TO DO.
Repeat the whole of the data, keeping every detail the same.

>> BEGIN PROVIDED RECORDS

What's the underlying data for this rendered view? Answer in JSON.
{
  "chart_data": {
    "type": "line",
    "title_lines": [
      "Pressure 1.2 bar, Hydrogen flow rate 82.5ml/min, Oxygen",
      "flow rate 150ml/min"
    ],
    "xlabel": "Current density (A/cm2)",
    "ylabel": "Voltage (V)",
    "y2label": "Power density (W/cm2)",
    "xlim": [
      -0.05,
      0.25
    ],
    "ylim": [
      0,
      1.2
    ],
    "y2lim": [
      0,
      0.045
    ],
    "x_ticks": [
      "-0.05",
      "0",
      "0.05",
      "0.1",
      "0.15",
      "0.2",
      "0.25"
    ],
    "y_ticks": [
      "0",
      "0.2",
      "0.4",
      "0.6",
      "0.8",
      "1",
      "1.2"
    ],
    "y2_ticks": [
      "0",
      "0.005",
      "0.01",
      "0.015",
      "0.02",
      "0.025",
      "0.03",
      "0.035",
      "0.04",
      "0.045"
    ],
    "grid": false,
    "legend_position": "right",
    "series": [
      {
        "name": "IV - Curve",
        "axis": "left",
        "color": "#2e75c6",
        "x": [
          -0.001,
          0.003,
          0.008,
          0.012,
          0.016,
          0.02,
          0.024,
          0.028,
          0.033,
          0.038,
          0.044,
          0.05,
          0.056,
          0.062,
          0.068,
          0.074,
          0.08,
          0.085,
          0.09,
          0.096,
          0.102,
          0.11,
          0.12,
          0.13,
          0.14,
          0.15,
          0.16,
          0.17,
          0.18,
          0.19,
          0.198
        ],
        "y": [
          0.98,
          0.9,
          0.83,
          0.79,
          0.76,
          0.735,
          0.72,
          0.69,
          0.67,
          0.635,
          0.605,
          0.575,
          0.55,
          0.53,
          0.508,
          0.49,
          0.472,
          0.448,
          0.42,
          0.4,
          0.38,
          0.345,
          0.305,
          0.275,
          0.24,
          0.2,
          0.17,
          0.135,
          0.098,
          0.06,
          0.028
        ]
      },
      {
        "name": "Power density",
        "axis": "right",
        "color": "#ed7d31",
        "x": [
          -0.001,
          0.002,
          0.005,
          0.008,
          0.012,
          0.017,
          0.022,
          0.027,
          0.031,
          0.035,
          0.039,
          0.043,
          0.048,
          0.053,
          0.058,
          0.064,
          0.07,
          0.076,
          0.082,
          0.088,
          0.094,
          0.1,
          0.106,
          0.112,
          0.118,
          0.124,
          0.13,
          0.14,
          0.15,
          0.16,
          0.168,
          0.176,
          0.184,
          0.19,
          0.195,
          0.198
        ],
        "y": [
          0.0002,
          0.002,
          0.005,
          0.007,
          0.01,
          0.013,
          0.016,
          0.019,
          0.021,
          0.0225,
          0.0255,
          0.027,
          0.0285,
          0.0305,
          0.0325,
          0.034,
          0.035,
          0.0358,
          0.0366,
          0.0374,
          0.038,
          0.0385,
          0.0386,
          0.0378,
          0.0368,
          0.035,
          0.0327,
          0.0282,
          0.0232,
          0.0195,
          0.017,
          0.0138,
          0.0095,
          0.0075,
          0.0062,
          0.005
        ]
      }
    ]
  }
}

>> END PROVIDED RECORDS

FULL RESPONSE.
What's the underlying data for this rendered view? Answer in JSON.
{
  "chart_data": {
    "type": "line",
    "title_lines": [
      "Pressure 1.2 bar, Hydrogen flow rate 82.5ml/min, Oxygen",
      "flow rate 150ml/min"
    ],
    "xlabel": "Current density (A/cm2)",
    "ylabel": "Voltage (V)",
    "y2label": "Power density (W/cm2)",
    "xlim": [
      -0.05,
      0.25
    ],
    "ylim": [
      0,
      1.2
    ],
    "y2lim": [
      0,
      0.045
    ],
    "x_ticks": [
      "-0.05",
      "0",
      "0.05",
      "0.1",
      "0.15",
      "0.2",
      "0.25"
    ],
    "y_ticks": [
      "0",
      "0.2",
      "0.4",
      "0.6",
      "0.8",
      "1",
      "1.2"
    ],
    "y2_ticks": [
      "0",
      "0.005",
      "0.01",
      "0.015",
      "0.02",
      "0.025",
      "0.03",
      "0.035",
      "0.04",
      "0.045"
    ],
    "grid": false,
    "legend_position": "right",
    "series": [
      {
        "name": "IV - Curve",
        "axis": "left",
        "color": "#2e75c6",
        "x": [
          -0.001,
          0.003,
          0.008,
          0.012,
          0.016,
          0.02,
          0.024,
          0.028,
          0.033,
          0.038,
          0.044,
          0.05,
          0.056,
          0.062,
          0.068,
          0.074,
          0.08,
          0.085,
          0.09,
          0.096,
          0.102,
          0.11,
          0.12,
          0.13,
          0.14,
          0.15,
          0.16,
          0.17,
          0.18,
          0.19,
          0.198
        ],
        "y": [
          0.98,
          0.9,
          0.83,
          0.79,
          0.76,
          0.735,
          0.72,
          0.69,
          0.67,
          0.635,
          0.605,
          0.575,
          0.55,
          0.53,
          0.508,
          0.49,
          0.472,
          0.448,
          0.42,
          0.4,
          0.38,
          0.345,
          0.305,
          0.275,
          0.24,
          0.2,
          0.17,
          0.135,
          0.098,
          0.06,
          0.028
        ]
      },
      {
        "name": "Power density",
        "axis": "right",
        "color": "#ed7d31",
        "x": [
          -0.001,
          0.002,
          0.005,
          0.008,
          0.012,
          0.017,
          0.022,
          0.027,
          0.031,
          0.035,
          0.039,
          0.043,
          0.048,
          0.053,
          0.058,
          0.064,
          0.07,
          0.076,
          0.082,
          0.088,
          0.094,
          0.1,
          0.106,
          0.112,
          0.118,
          0.124,
          0.13,
          0.14,
          0.15,
          0.16,
          0.168,
          0.176,
          0.184,
          0.19,
          0.195,
          0.198
        ],
        "y": [
          0.0002,
          0.002,
          0.005,
          0.007,
          0.01,
          0.013,
          0.016,
          0.019,
          0.021,
          0.0225,
          0.0255,
          0.027,
          0.0285,
          0.0305,
          0.0325,
          0.034,
          0.035,
          0.0358,
          0.0366,
          0.0374,
          0.038,
          0.0385,
          0.0386,
          0.0378,
          0.0368,
          0.035,
          0.0327,
          0.0282,
          0.0232,
          0.0195,
          0.017,
          0.0138,
          0.0095,
          0.0075,
          0.0062,
          0.005
        ]
      }
    ]
  }
}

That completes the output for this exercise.